RECORDS FOR PROCESSING:
'''

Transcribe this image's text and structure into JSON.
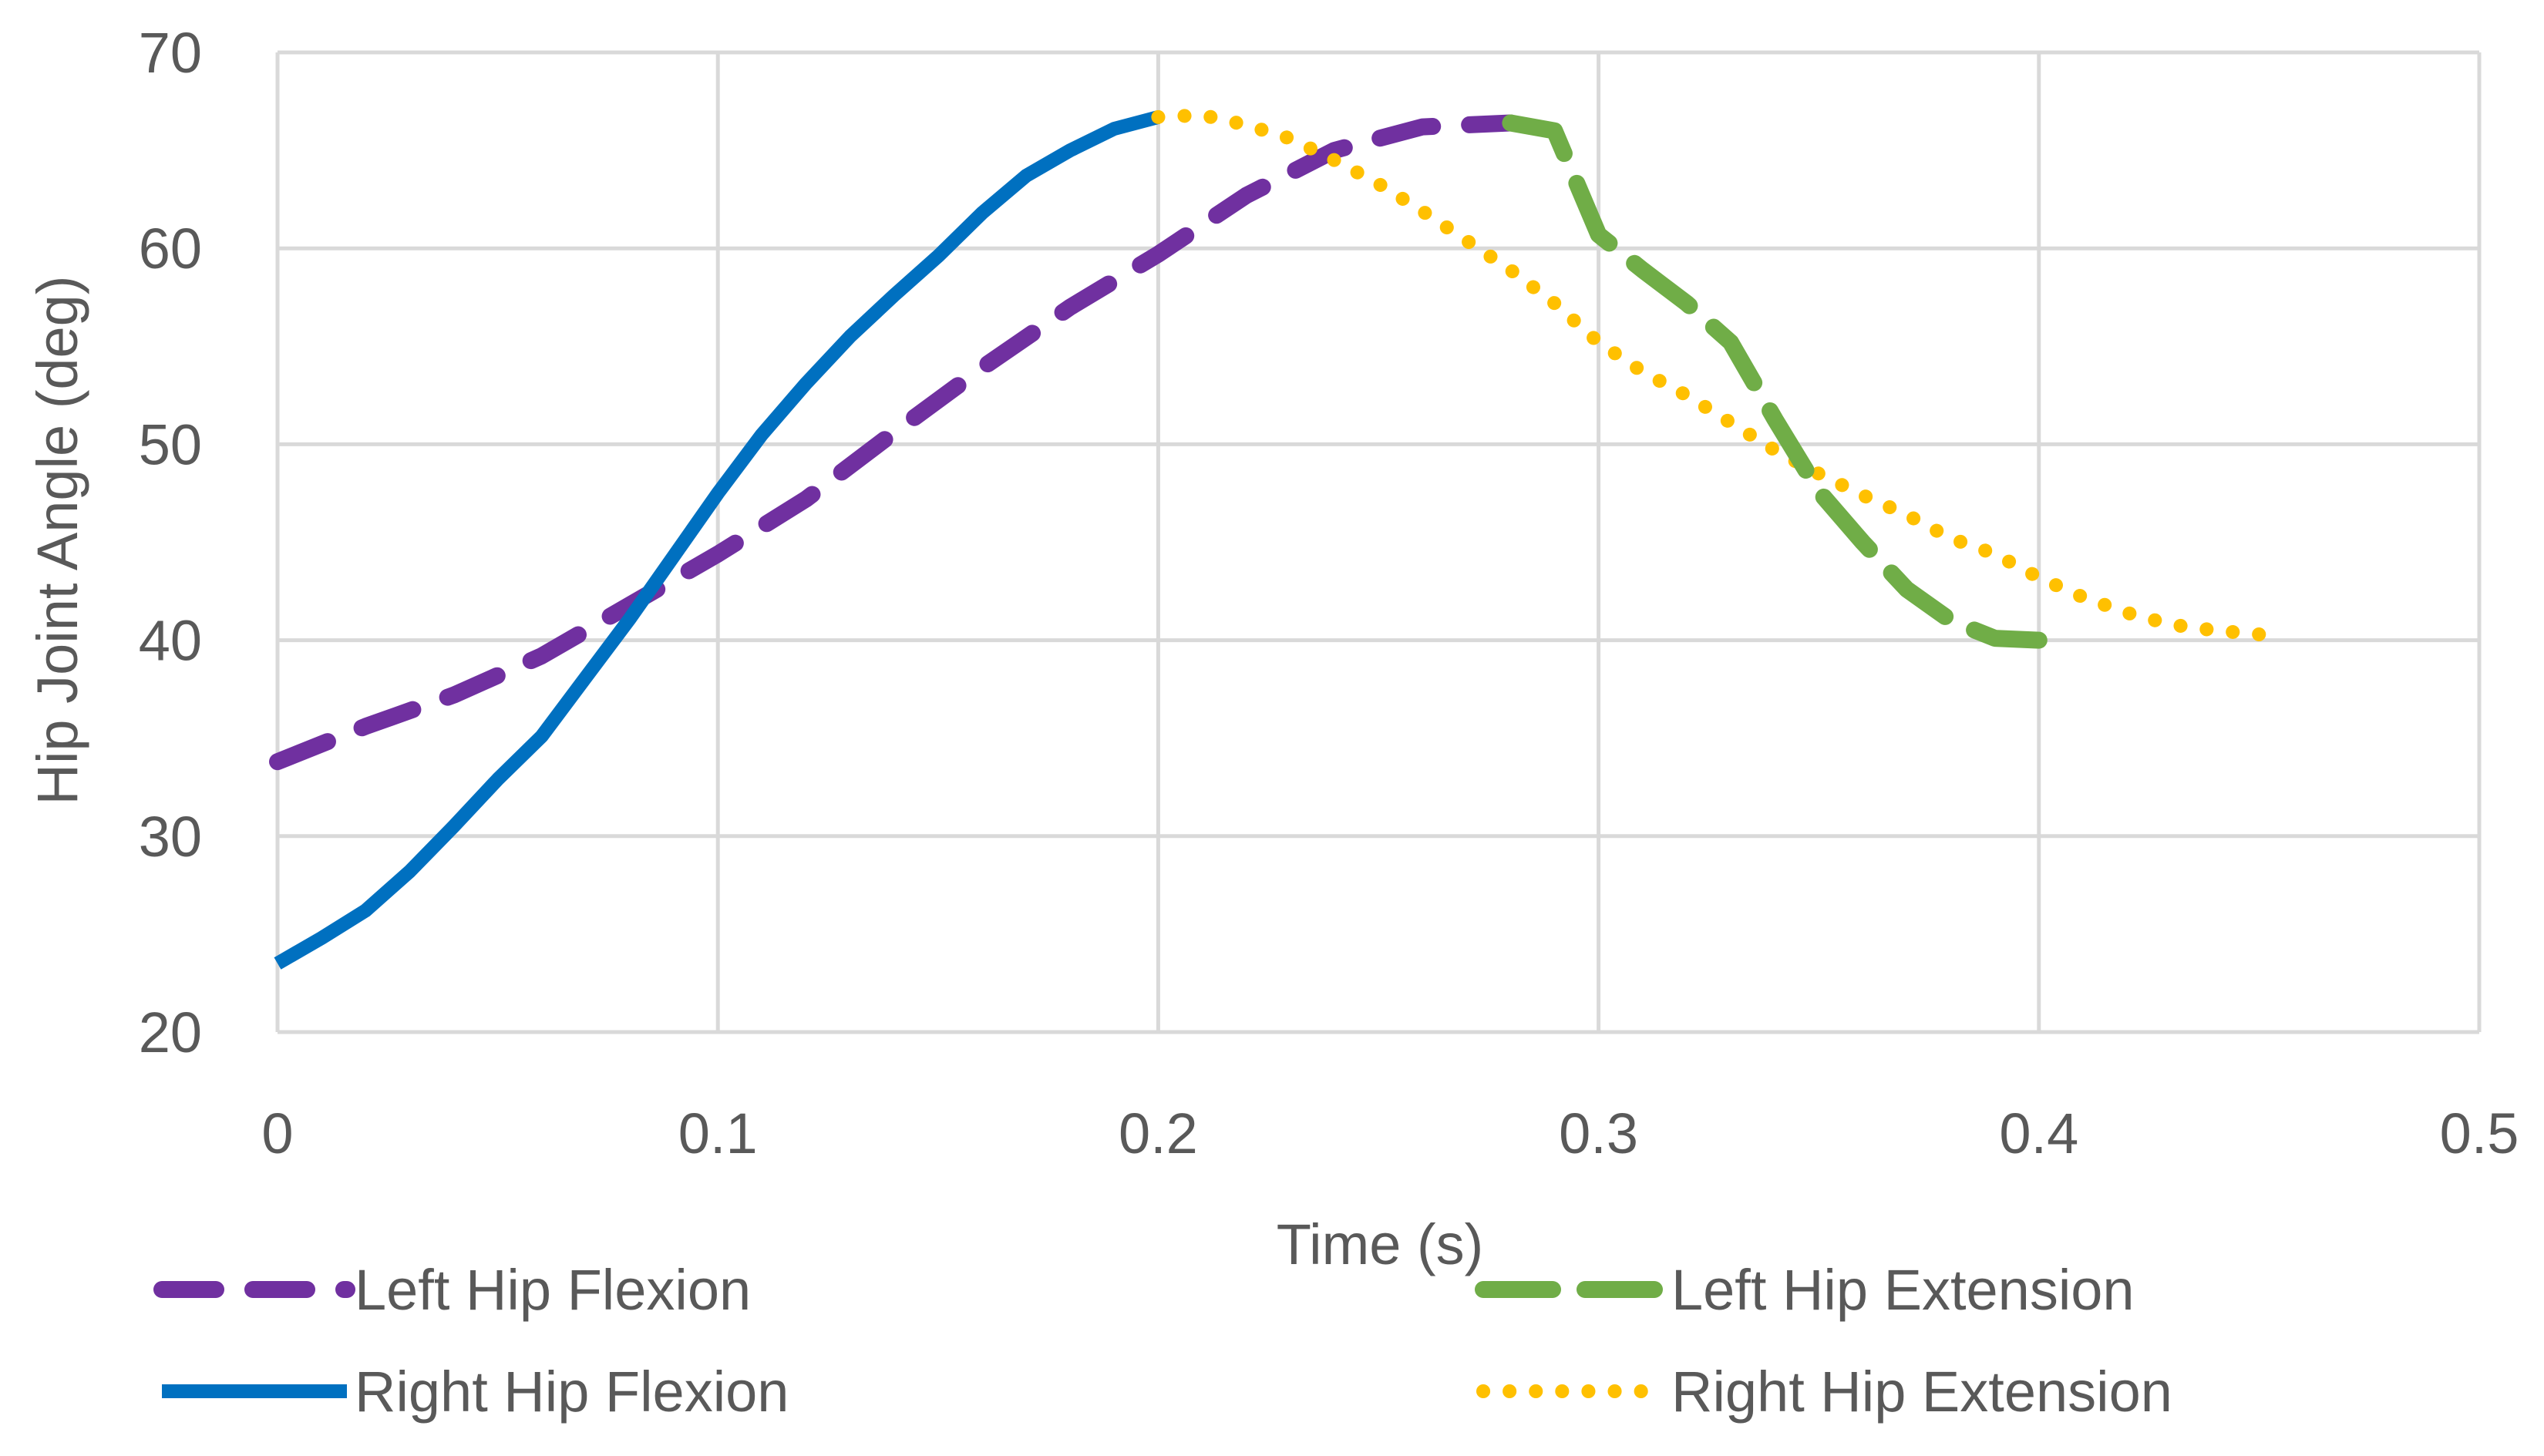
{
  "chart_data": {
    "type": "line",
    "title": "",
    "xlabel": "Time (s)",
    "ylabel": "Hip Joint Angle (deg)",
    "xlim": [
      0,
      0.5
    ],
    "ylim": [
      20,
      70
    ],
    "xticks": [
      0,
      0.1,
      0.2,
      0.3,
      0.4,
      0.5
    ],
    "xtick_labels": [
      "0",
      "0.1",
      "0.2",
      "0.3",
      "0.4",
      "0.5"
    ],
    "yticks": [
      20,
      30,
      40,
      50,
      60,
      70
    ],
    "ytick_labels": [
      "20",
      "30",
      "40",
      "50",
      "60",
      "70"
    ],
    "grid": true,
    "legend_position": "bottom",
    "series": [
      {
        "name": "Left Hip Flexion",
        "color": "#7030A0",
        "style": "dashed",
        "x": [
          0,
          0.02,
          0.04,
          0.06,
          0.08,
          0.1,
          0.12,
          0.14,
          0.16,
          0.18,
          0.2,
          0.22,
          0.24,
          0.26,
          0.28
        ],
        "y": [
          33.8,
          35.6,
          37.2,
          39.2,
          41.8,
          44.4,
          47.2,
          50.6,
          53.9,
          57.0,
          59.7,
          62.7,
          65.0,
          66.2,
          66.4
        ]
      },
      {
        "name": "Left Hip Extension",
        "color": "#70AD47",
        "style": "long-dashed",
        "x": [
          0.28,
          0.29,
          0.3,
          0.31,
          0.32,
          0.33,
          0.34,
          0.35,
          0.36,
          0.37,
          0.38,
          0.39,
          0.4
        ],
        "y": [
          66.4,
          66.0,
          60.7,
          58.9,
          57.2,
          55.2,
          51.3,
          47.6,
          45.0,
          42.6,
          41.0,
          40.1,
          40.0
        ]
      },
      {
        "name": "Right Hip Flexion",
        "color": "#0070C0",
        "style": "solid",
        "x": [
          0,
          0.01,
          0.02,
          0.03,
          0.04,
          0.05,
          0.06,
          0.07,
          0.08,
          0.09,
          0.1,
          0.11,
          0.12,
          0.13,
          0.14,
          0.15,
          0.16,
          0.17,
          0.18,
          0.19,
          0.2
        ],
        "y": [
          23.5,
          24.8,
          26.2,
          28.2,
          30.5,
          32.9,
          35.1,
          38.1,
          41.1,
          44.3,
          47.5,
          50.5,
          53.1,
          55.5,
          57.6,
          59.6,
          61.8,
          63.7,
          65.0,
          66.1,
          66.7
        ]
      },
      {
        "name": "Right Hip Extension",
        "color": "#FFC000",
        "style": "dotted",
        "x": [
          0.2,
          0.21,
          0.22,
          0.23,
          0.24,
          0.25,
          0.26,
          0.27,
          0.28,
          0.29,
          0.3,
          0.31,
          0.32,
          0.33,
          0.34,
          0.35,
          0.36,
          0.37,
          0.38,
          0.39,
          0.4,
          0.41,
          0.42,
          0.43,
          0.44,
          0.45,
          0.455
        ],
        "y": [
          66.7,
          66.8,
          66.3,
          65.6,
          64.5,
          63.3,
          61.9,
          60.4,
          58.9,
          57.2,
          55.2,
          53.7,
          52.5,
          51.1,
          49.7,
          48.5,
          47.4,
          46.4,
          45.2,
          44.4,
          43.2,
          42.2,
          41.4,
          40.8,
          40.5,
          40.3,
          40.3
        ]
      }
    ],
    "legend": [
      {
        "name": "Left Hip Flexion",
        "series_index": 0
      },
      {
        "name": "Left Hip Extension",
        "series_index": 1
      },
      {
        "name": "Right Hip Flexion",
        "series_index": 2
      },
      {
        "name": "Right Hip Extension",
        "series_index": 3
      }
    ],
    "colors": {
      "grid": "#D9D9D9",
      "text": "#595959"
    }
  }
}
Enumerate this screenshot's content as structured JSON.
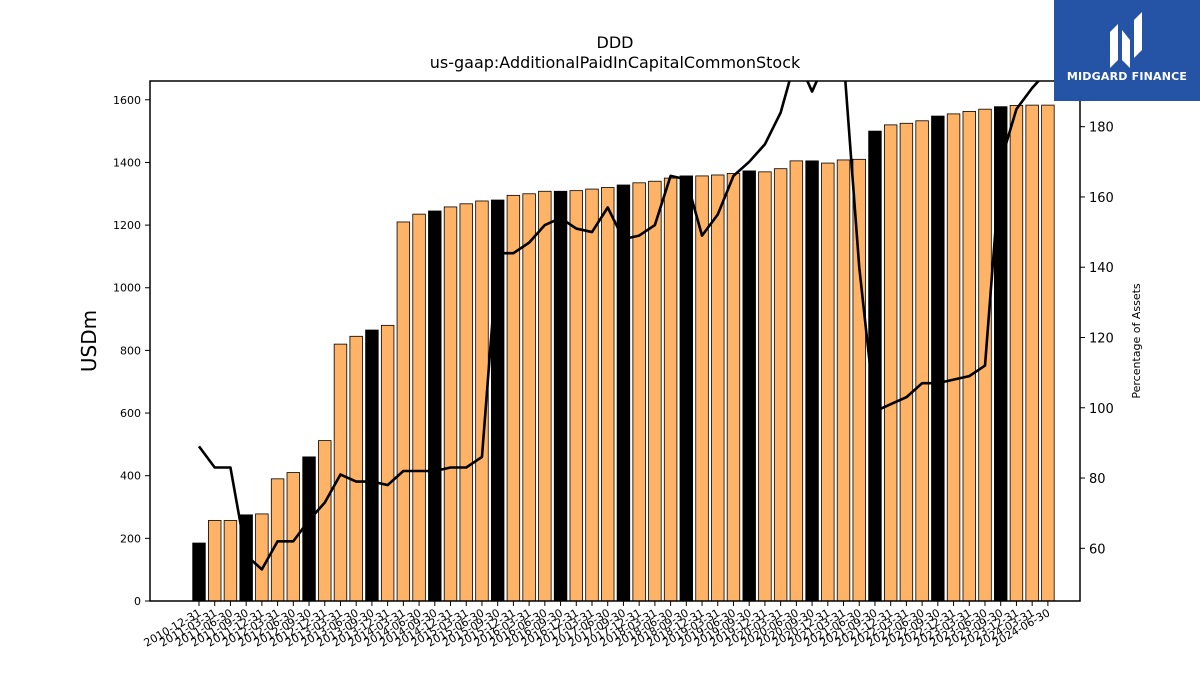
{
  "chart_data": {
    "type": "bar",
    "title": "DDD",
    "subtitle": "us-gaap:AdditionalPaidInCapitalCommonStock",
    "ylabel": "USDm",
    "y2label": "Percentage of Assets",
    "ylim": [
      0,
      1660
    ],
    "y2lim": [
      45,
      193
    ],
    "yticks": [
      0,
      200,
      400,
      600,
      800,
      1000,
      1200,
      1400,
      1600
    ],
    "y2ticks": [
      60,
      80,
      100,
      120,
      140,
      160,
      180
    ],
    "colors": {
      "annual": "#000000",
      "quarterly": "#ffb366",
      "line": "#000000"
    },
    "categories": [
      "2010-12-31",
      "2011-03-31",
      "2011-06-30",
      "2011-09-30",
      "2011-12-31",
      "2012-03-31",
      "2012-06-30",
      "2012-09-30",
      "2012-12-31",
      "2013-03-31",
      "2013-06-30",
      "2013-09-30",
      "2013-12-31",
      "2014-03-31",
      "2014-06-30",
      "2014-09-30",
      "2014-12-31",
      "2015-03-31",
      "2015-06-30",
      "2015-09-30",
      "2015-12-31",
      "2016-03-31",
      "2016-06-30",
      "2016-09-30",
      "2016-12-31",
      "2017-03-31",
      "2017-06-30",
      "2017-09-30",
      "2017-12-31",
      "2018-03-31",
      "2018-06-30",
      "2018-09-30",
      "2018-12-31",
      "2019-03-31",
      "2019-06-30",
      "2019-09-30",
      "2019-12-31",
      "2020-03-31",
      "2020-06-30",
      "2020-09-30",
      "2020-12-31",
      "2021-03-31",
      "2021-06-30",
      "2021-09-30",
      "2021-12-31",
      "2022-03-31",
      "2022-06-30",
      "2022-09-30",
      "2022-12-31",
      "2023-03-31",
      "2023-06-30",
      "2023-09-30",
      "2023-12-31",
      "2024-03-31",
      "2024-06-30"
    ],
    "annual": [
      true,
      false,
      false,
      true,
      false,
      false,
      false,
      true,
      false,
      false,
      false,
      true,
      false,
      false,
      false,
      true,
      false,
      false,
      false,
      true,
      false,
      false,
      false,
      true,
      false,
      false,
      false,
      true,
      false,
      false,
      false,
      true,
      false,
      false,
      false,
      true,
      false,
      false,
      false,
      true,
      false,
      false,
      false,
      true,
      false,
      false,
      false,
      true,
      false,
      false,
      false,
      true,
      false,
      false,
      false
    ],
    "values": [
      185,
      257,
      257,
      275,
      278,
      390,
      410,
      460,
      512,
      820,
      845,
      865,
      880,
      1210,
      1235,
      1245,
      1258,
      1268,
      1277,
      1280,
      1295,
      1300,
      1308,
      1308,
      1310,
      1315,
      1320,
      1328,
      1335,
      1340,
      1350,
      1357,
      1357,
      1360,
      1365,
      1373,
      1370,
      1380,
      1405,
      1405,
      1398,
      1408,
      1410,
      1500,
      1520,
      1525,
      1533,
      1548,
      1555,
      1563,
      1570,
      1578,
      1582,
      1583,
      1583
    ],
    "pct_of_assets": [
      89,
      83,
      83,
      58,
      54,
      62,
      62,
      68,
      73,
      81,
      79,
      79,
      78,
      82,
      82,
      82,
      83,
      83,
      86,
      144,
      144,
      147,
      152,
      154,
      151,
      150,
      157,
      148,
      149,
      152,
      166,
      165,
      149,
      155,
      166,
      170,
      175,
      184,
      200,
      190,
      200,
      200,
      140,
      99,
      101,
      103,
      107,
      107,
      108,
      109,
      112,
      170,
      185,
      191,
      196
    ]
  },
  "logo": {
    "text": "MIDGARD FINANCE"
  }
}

'''

WHAT IS ASKED:
Repeat the material above in full and exactly, apart from the pictures.

RESPONSE TO THIS EXERCISE:
Transcribe this image's text and structure into JSON.
{
  "chart_data": {
    "type": "line",
    "title": "",
    "xlabel": "Time (s)",
    "ylabel": "Hip Joint Angle (deg)",
    "xlim": [
      0,
      0.5
    ],
    "ylim": [
      20,
      70
    ],
    "xticks": [
      0,
      0.1,
      0.2,
      0.3,
      0.4,
      0.5
    ],
    "xtick_labels": [
      "0",
      "0.1",
      "0.2",
      "0.3",
      "0.4",
      "0.5"
    ],
    "yticks": [
      20,
      30,
      40,
      50,
      60,
      70
    ],
    "ytick_labels": [
      "20",
      "30",
      "40",
      "50",
      "60",
      "70"
    ],
    "grid": true,
    "legend_position": "bottom",
    "series": [
      {
        "name": "Left Hip Flexion",
        "color": "#7030A0",
        "style": "dashed",
        "x": [
          0,
          0.02,
          0.04,
          0.06,
          0.08,
          0.1,
          0.12,
          0.14,
          0.16,
          0.18,
          0.2,
          0.22,
          0.24,
          0.26,
          0.28
        ],
        "y": [
          33.8,
          35.6,
          37.2,
          39.2,
          41.8,
          44.4,
          47.2,
          50.6,
          53.9,
          57.0,
          59.7,
          62.7,
          65.0,
          66.2,
          66.4
        ]
      },
      {
        "name": "Left Hip Extension",
        "color": "#70AD47",
        "style": "long-dashed",
        "x": [
          0.28,
          0.29,
          0.3,
          0.31,
          0.32,
          0.33,
          0.34,
          0.35,
          0.36,
          0.37,
          0.38,
          0.39,
          0.4
        ],
        "y": [
          66.4,
          66.0,
          60.7,
          58.9,
          57.2,
          55.2,
          51.3,
          47.6,
          45.0,
          42.6,
          41.0,
          40.1,
          40.0
        ]
      },
      {
        "name": "Right Hip Flexion",
        "color": "#0070C0",
        "style": "solid",
        "x": [
          0,
          0.01,
          0.02,
          0.03,
          0.04,
          0.05,
          0.06,
          0.07,
          0.08,
          0.09,
          0.1,
          0.11,
          0.12,
          0.13,
          0.14,
          0.15,
          0.16,
          0.17,
          0.18,
          0.19,
          0.2
        ],
        "y": [
          23.5,
          24.8,
          26.2,
          28.2,
          30.5,
          32.9,
          35.1,
          38.1,
          41.1,
          44.3,
          47.5,
          50.5,
          53.1,
          55.5,
          57.6,
          59.6,
          61.8,
          63.7,
          65.0,
          66.1,
          66.7
        ]
      },
      {
        "name": "Right Hip Extension",
        "color": "#FFC000",
        "style": "dotted",
        "x": [
          0.2,
          0.21,
          0.22,
          0.23,
          0.24,
          0.25,
          0.26,
          0.27,
          0.28,
          0.29,
          0.3,
          0.31,
          0.32,
          0.33,
          0.34,
          0.35,
          0.36,
          0.37,
          0.38,
          0.39,
          0.4,
          0.41,
          0.42,
          0.43,
          0.44,
          0.45,
          0.455
        ],
        "y": [
          66.7,
          66.8,
          66.3,
          65.6,
          64.5,
          63.3,
          61.9,
          60.4,
          58.9,
          57.2,
          55.2,
          53.7,
          52.5,
          51.1,
          49.7,
          48.5,
          47.4,
          46.4,
          45.2,
          44.4,
          43.2,
          42.2,
          41.4,
          40.8,
          40.5,
          40.3,
          40.3
        ]
      }
    ],
    "legend": [
      {
        "name": "Left Hip Flexion",
        "series_index": 0
      },
      {
        "name": "Left Hip Extension",
        "series_index": 1
      },
      {
        "name": "Right Hip Flexion",
        "series_index": 2
      },
      {
        "name": "Right Hip Extension",
        "series_index": 3
      }
    ],
    "colors": {
      "grid": "#D9D9D9",
      "text": "#595959"
    }
  }
}
Enumerate this screenshot's content as structured JSON.
{
  "chart_data": {
    "type": "bar",
    "title": "DDD",
    "subtitle": "us-gaap:AdditionalPaidInCapitalCommonStock",
    "ylabel": "USDm",
    "y2label": "Percentage of Assets",
    "ylim": [
      0,
      1660
    ],
    "y2lim": [
      45,
      193
    ],
    "yticks": [
      0,
      200,
      400,
      600,
      800,
      1000,
      1200,
      1400,
      1600
    ],
    "y2ticks": [
      60,
      80,
      100,
      120,
      140,
      160,
      180
    ],
    "colors": {
      "annual": "#000000",
      "quarterly": "#ffb366",
      "line": "#000000"
    },
    "categories": [
      "2010-12-31",
      "2011-03-31",
      "2011-06-30",
      "2011-09-30",
      "2011-12-31",
      "2012-03-31",
      "2012-06-30",
      "2012-09-30",
      "2012-12-31",
      "2013-03-31",
      "2013-06-30",
      "2013-09-30",
      "2013-12-31",
      "2014-03-31",
      "2014-06-30",
      "2014-09-30",
      "2014-12-31",
      "2015-03-31",
      "2015-06-30",
      "2015-09-30",
      "2015-12-31",
      "2016-03-31",
      "2016-06-30",
      "2016-09-30",
      "2016-12-31",
      "2017-03-31",
      "2017-06-30",
      "2017-09-30",
      "2017-12-31",
      "2018-03-31",
      "2018-06-30",
      "2018-09-30",
      "2018-12-31",
      "2019-03-31",
      "2019-06-30",
      "2019-09-30",
      "2019-12-31",
      "2020-03-31",
      "2020-06-30",
      "2020-09-30",
      "2020-12-31",
      "2021-03-31",
      "2021-06-30",
      "2021-09-30",
      "2021-12-31",
      "2022-03-31",
      "2022-06-30",
      "2022-09-30",
      "2022-12-31",
      "2023-03-31",
      "2023-06-30",
      "2023-09-30",
      "2023-12-31",
      "2024-03-31",
      "2024-06-30"
    ],
    "annual": [
      true,
      false,
      false,
      true,
      false,
      false,
      false,
      true,
      false,
      false,
      false,
      true,
      false,
      false,
      false,
      true,
      false,
      false,
      false,
      true,
      false,
      false,
      false,
      true,
      false,
      false,
      false,
      true,
      false,
      false,
      false,
      true,
      false,
      false,
      false,
      true,
      false,
      false,
      false,
      true,
      false,
      false,
      false,
      true,
      false,
      false,
      false,
      true,
      false,
      false,
      false,
      true,
      false,
      false,
      false
    ],
    "values": [
      185,
      257,
      257,
      275,
      278,
      390,
      410,
      460,
      512,
      820,
      845,
      865,
      880,
      1210,
      1235,
      1245,
      1258,
      1268,
      1277,
      1280,
      1295,
      1300,
      1308,
      1308,
      1310,
      1315,
      1320,
      1328,
      1335,
      1340,
      1350,
      1357,
      1357,
      1360,
      1365,
      1373,
      1370,
      1380,
      1405,
      1405,
      1398,
      1408,
      1410,
      1500,
      1520,
      1525,
      1533,
      1548,
      1555,
      1563,
      1570,
      1578,
      1582,
      1583,
      1583
    ],
    "pct_of_assets": [
      89,
      83,
      83,
      58,
      54,
      62,
      62,
      68,
      73,
      81,
      79,
      79,
      78,
      82,
      82,
      82,
      83,
      83,
      86,
      144,
      144,
      147,
      152,
      154,
      151,
      150,
      157,
      148,
      149,
      152,
      166,
      165,
      149,
      155,
      166,
      170,
      175,
      184,
      200,
      190,
      200,
      200,
      140,
      99,
      101,
      103,
      107,
      107,
      108,
      109,
      112,
      170,
      185,
      191,
      196
    ]
  },
  "logo": {
    "text": "MIDGARD FINANCE"
  }
}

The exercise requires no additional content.